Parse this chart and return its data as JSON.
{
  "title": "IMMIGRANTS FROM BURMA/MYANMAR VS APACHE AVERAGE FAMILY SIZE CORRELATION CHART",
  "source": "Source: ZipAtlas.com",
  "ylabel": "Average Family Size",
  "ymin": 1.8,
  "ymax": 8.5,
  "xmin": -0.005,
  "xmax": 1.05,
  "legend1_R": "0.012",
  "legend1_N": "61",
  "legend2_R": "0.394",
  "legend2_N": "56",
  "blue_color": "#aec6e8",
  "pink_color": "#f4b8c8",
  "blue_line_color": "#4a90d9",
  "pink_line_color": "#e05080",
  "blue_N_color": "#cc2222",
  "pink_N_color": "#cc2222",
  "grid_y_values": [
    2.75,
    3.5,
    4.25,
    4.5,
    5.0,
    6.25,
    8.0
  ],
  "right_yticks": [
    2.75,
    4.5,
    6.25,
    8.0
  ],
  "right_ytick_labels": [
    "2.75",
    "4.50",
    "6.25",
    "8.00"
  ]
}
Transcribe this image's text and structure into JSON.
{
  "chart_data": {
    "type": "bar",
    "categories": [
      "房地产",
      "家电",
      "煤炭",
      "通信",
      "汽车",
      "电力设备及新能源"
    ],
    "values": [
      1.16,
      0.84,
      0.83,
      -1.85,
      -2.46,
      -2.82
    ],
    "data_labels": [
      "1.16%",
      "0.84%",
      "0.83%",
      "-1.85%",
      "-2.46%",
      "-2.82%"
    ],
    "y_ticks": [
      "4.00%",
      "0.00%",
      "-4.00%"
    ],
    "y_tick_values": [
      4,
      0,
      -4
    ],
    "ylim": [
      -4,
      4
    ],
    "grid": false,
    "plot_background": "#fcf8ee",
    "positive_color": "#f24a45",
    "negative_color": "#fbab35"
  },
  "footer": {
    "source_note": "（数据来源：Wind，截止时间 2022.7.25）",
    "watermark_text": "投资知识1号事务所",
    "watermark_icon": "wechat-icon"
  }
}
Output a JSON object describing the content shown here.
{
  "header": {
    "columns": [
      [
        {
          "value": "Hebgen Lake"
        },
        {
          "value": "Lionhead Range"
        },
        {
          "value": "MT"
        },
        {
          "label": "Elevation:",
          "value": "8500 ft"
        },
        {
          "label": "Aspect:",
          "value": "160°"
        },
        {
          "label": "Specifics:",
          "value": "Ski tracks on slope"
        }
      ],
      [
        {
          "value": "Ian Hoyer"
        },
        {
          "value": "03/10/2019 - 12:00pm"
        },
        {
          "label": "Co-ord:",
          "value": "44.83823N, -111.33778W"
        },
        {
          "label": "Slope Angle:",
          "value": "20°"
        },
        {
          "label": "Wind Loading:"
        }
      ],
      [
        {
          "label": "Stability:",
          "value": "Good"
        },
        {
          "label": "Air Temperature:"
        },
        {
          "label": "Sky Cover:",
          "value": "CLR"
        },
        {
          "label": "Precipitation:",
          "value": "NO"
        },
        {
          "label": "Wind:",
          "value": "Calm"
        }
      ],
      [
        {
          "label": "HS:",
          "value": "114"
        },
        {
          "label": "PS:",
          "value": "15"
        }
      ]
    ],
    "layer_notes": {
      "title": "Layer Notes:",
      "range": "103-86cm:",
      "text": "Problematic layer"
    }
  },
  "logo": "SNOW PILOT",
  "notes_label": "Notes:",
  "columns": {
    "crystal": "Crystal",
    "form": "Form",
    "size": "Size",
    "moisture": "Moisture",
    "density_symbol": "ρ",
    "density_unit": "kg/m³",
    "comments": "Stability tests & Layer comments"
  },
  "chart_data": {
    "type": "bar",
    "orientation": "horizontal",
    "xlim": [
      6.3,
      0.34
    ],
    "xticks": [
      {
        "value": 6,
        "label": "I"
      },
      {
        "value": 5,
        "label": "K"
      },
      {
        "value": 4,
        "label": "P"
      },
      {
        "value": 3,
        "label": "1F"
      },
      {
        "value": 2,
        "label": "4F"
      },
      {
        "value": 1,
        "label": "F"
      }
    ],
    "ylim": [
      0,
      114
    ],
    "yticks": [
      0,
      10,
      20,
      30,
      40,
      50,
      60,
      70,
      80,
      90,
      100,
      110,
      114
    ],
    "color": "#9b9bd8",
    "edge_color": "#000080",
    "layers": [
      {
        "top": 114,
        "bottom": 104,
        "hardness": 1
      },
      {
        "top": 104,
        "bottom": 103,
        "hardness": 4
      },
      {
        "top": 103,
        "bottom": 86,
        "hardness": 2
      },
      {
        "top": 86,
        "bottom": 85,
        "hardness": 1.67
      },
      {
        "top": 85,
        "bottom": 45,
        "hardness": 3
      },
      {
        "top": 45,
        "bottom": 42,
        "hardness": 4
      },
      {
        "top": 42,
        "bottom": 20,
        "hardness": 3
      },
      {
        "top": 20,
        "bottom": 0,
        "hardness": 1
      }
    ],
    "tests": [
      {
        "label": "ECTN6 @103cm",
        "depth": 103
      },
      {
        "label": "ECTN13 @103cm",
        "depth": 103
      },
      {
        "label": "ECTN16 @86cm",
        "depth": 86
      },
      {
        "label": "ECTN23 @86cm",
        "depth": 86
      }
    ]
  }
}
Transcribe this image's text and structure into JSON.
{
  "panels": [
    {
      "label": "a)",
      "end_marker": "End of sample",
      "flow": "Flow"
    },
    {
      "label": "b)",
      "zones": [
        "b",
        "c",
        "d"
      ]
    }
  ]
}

·····

Copy all the records above exactly, missing none.

Parse this chart and return its data as JSON.
{
  "title": "IMMIGRANTS FROM BURMA/MYANMAR VS APACHE AVERAGE FAMILY SIZE CORRELATION CHART",
  "source": "Source: ZipAtlas.com",
  "ylabel": "Average Family Size",
  "ymin": 1.8,
  "ymax": 8.5,
  "xmin": -0.005,
  "xmax": 1.05,
  "legend1_R": "0.012",
  "legend1_N": "61",
  "legend2_R": "0.394",
  "legend2_N": "56",
  "blue_color": "#aec6e8",
  "pink_color": "#f4b8c8",
  "blue_line_color": "#4a90d9",
  "pink_line_color": "#e05080",
  "blue_N_color": "#cc2222",
  "pink_N_color": "#cc2222",
  "grid_y_values": [
    2.75,
    3.5,
    4.25,
    4.5,
    5.0,
    6.25,
    8.0
  ],
  "right_yticks": [
    2.75,
    4.5,
    6.25,
    8.0
  ],
  "right_ytick_labels": [
    "2.75",
    "4.50",
    "6.25",
    "8.00"
  ]
}
Transcribe this image's text and structure into JSON.
{
  "chart_data": {
    "type": "bar",
    "categories": [
      "房地产",
      "家电",
      "煤炭",
      "通信",
      "汽车",
      "电力设备及新能源"
    ],
    "values": [
      1.16,
      0.84,
      0.83,
      -1.85,
      -2.46,
      -2.82
    ],
    "data_labels": [
      "1.16%",
      "0.84%",
      "0.83%",
      "-1.85%",
      "-2.46%",
      "-2.82%"
    ],
    "y_ticks": [
      "4.00%",
      "0.00%",
      "-4.00%"
    ],
    "y_tick_values": [
      4,
      0,
      -4
    ],
    "ylim": [
      -4,
      4
    ],
    "grid": false,
    "plot_background": "#fcf8ee",
    "positive_color": "#f24a45",
    "negative_color": "#fbab35"
  },
  "footer": {
    "source_note": "（数据来源：Wind，截止时间 2022.7.25）",
    "watermark_text": "投资知识1号事务所",
    "watermark_icon": "wechat-icon"
  }
}
Output a JSON object describing the content shown here.
{
  "header": {
    "columns": [
      [
        {
          "value": "Hebgen Lake"
        },
        {
          "value": "Lionhead Range"
        },
        {
          "value": "MT"
        },
        {
          "label": "Elevation:",
          "value": "8500 ft"
        },
        {
          "label": "Aspect:",
          "value": "160°"
        },
        {
          "label": "Specifics:",
          "value": "Ski tracks on slope"
        }
      ],
      [
        {
          "value": "Ian Hoyer"
        },
        {
          "value": "03/10/2019 - 12:00pm"
        },
        {
          "label": "Co-ord:",
          "value": "44.83823N, -111.33778W"
        },
        {
          "label": "Slope Angle:",
          "value": "20°"
        },
        {
          "label": "Wind Loading:"
        }
      ],
      [
        {
          "label": "Stability:",
          "value": "Good"
        },
        {
          "label": "Air Temperature:"
        },
        {
          "label": "Sky Cover:",
          "value": "CLR"
        },
        {
          "label": "Precipitation:",
          "value": "NO"
        },
        {
          "label": "Wind:",
          "value": "Calm"
        }
      ],
      [
        {
          "label": "HS:",
          "value": "114"
        },
        {
          "label": "PS:",
          "value": "15"
        }
      ]
    ],
    "layer_notes": {
      "title": "Layer Notes:",
      "range": "103-86cm:",
      "text": "Problematic layer"
    }
  },
  "logo": "SNOW PILOT",
  "notes_label": "Notes:",
  "columns": {
    "crystal": "Crystal",
    "form": "Form",
    "size": "Size",
    "moisture": "Moisture",
    "density_symbol": "ρ",
    "density_unit": "kg/m³",
    "comments": "Stability tests & Layer comments"
  },
  "chart_data": {
    "type": "bar",
    "orientation": "horizontal",
    "xlim": [
      6.3,
      0.34
    ],
    "xticks": [
      {
        "value": 6,
        "label": "I"
      },
      {
        "value": 5,
        "label": "K"
      },
      {
        "value": 4,
        "label": "P"
      },
      {
        "value": 3,
        "label": "1F"
      },
      {
        "value": 2,
        "label": "4F"
      },
      {
        "value": 1,
        "label": "F"
      }
    ],
    "ylim": [
      0,
      114
    ],
    "yticks": [
      0,
      10,
      20,
      30,
      40,
      50,
      60,
      70,
      80,
      90,
      100,
      110,
      114
    ],
    "color": "#9b9bd8",
    "edge_color": "#000080",
    "layers": [
      {
        "top": 114,
        "bottom": 104,
        "hardness": 1
      },
      {
        "top": 104,
        "bottom": 103,
        "hardness": 4
      },
      {
        "top": 103,
        "bottom": 86,
        "hardness": 2
      },
      {
        "top": 86,
        "bottom": 85,
        "hardness": 1.67
      },
      {
        "top": 85,
        "bottom": 45,
        "hardness": 3
      },
      {
        "top": 45,
        "bottom": 42,
        "hardness": 4
      },
      {
        "top": 42,
        "bottom": 20,
        "hardness": 3
      },
      {
        "top": 20,
        "bottom": 0,
        "hardness": 1
      }
    ],
    "tests": [
      {
        "label": "ECTN6 @103cm",
        "depth": 103
      },
      {
        "label": "ECTN13 @103cm",
        "depth": 103
      },
      {
        "label": "ECTN16 @86cm",
        "depth": 86
      },
      {
        "label": "ECTN23 @86cm",
        "depth": 86
      }
    ]
  }
}
Transcribe this image's text and structure into JSON.
{
  "panels": [
    {
      "label": "a)",
      "end_marker": "End of sample",
      "flow": "Flow"
    },
    {
      "label": "b)",
      "zones": [
        "b",
        "c",
        "d"
      ]
    }
  ]
}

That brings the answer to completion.